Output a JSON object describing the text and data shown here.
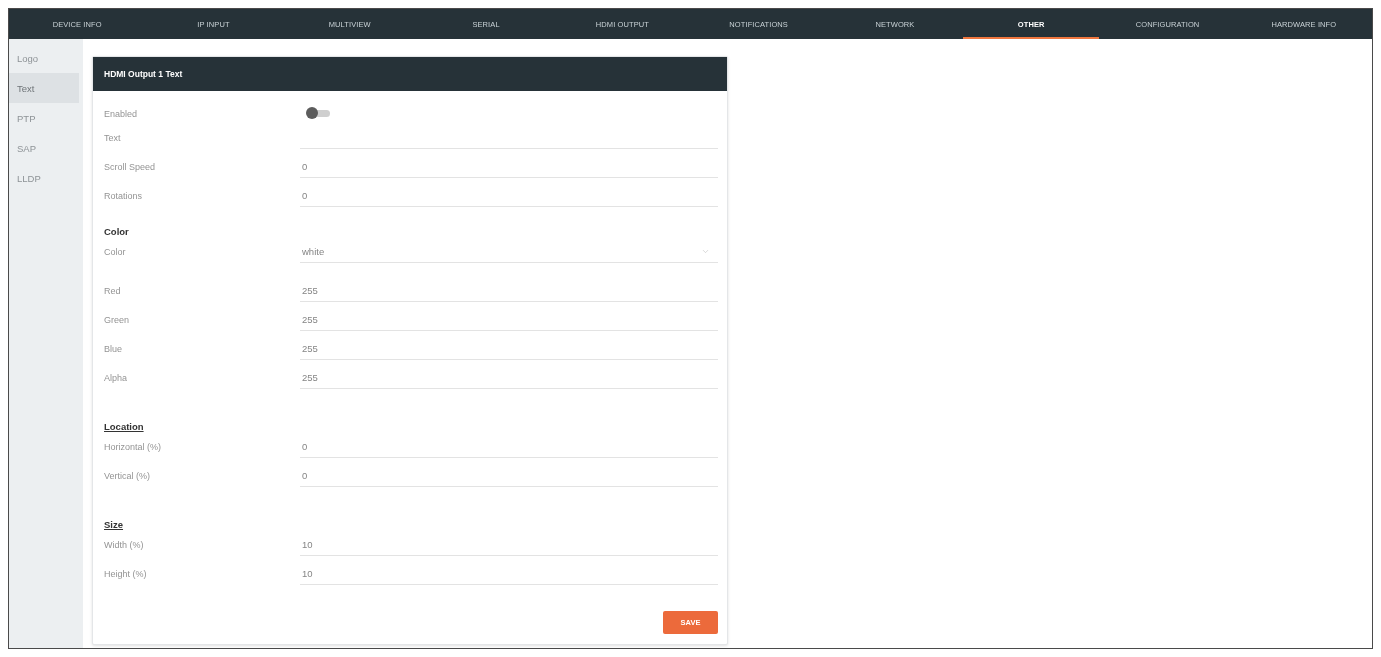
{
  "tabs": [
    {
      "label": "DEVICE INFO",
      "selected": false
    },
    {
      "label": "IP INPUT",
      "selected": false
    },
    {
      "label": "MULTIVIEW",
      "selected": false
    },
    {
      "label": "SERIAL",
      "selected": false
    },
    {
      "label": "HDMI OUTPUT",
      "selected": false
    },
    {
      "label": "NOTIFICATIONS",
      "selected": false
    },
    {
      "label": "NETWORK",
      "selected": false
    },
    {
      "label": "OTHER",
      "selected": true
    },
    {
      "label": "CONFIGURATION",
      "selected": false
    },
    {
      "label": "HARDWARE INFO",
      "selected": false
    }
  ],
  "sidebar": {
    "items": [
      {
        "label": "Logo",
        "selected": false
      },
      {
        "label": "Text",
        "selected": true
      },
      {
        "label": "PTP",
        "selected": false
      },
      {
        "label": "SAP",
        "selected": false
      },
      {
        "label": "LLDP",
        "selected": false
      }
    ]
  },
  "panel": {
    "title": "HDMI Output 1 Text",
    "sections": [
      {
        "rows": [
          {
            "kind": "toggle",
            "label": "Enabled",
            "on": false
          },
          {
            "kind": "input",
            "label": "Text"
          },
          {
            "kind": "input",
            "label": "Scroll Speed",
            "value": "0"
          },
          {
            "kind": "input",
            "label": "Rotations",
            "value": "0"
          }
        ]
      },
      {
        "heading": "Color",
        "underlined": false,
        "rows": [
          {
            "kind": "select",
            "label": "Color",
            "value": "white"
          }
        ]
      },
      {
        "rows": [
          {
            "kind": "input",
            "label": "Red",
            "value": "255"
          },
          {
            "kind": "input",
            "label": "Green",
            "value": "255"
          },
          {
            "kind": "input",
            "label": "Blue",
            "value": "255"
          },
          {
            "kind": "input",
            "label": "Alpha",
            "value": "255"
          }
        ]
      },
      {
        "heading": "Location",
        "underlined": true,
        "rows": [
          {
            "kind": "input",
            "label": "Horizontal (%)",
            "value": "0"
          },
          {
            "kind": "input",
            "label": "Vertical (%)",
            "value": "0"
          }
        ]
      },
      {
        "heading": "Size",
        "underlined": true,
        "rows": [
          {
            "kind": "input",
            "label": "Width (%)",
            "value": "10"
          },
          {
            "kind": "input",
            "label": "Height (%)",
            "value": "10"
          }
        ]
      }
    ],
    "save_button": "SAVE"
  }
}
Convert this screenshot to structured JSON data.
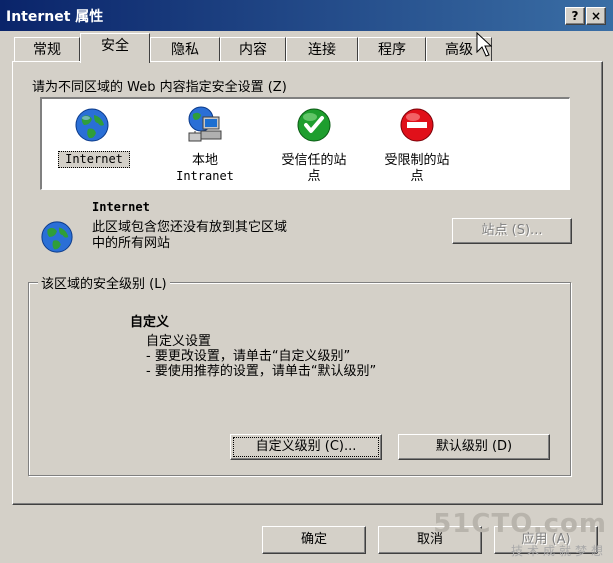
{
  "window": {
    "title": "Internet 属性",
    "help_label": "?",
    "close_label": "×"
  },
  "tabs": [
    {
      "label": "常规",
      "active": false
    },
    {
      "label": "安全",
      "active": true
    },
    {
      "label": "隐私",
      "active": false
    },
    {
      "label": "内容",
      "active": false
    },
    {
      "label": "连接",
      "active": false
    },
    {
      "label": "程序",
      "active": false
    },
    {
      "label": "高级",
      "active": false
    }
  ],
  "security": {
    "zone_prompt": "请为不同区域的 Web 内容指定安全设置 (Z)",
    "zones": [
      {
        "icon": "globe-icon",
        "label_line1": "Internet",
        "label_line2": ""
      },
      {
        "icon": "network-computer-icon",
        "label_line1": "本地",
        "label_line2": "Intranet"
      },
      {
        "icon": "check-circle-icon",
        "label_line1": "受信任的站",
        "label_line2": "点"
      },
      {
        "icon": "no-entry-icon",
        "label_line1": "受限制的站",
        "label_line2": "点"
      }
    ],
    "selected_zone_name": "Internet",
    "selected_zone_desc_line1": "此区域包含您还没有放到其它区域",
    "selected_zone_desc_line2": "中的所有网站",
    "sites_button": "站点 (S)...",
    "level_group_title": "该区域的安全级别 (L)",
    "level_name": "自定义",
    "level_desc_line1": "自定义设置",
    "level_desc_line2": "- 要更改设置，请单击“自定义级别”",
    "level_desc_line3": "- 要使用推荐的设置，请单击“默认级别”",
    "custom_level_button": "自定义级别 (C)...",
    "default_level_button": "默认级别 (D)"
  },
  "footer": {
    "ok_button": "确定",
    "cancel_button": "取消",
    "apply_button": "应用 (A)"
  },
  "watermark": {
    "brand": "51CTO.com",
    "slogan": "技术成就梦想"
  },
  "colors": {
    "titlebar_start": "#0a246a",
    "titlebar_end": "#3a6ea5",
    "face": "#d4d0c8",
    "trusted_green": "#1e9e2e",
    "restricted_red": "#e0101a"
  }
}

....

> **GIVEN PROBLEM**: Across the entries, how many lines hold the word "icon"? Say only the number.

> **TASK RESPONSE**: 4